Extract each line of the material that follows exactly and omit its pictures.

/---

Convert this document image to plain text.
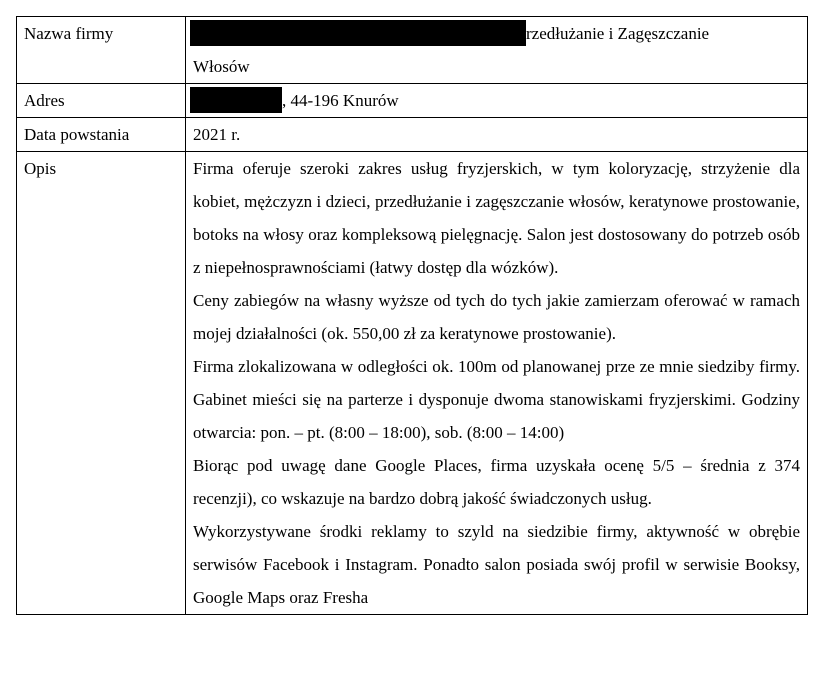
Nazwa firmy	rzedłużanie i Zagęszczanie
Włosów
Adres	, 44-196 Knurów
Data powstania	2021 r.
Opis	Firma oferuje szeroki zakres usług fryzjerskich, w tym koloryzację, strzyżenie dla kobiet, mężczyzn i dzieci, przedłużanie i zagęszczanie włosów, keratynowe prostowanie, botoks na włosy oraz kompleksową pielęgnację. Salon jest dostosowany do potrzeb osób z niepełnosprawnościami (łatwy dostęp dla wózków).

Ceny zabiegów na własny wyższe od tych do tych jakie zamierzam oferować w ramach mojej działalności (ok. 550,00 zł za keratynowe prostowanie).

Firma zlokalizowana w odległości ok. 100m od planowanej prze ze mnie siedziby firmy. Gabinet mieści się na parterze i dysponuje dwoma stanowiskami fryzjerskimi. Godziny otwarcia: pon. – pt. (8:00 – 18:00), sob. (8:00 – 14:00)

Biorąc pod uwagę dane Google Places, firma uzyskała ocenę 5/5 – średnia z 374 recenzji), co wskazuje na bardzo dobrą jakość świadczonych usług.

Wykorzystywane środki reklamy to szyld na siedzibie firmy, aktywność w obrębie serwisów Facebook i Instagram. Ponadto salon posiada swój profil w serwisie Booksy, Google Maps oraz Fresha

\---

## ANSWER FOR THE TASK:
Convert this document image to plain text.
Nazwa firmy	rzedłużanie i Zagęszczanie
Włosów
Adres	, 44-196 Knurów
Data powstania	2021 r.
Opis	Firma oferuje szeroki zakres usług fryzjerskich, w tym koloryzację, strzyżenie dla kobiet, mężczyzn i dzieci, przedłużanie i zagęszczanie włosów, keratynowe prostowanie, botoks na włosy oraz kompleksową pielęgnację. Salon jest dostosowany do potrzeb osób z niepełnosprawnościami (łatwy dostęp dla wózków).

Ceny zabiegów na własny wyższe od tych do tych jakie zamierzam oferować w ramach mojej działalności (ok. 550,00 zł za keratynowe prostowanie).

Firma zlokalizowana w odległości ok. 100m od planowanej prze ze mnie siedziby firmy. Gabinet mieści się na parterze i dysponuje dwoma stanowiskami fryzjerskimi. Godziny otwarcia: pon. – pt. (8:00 – 18:00), sob. (8:00 – 14:00)

Biorąc pod uwagę dane Google Places, firma uzyskała ocenę 5/5 – średnia z 374 recenzji), co wskazuje na bardzo dobrą jakość świadczonych usług.

Wykorzystywane środki reklamy to szyld na siedzibie firmy, aktywność w obrębie serwisów Facebook i Instagram. Ponadto salon posiada swój profil w serwisie Booksy, Google Maps oraz Fresha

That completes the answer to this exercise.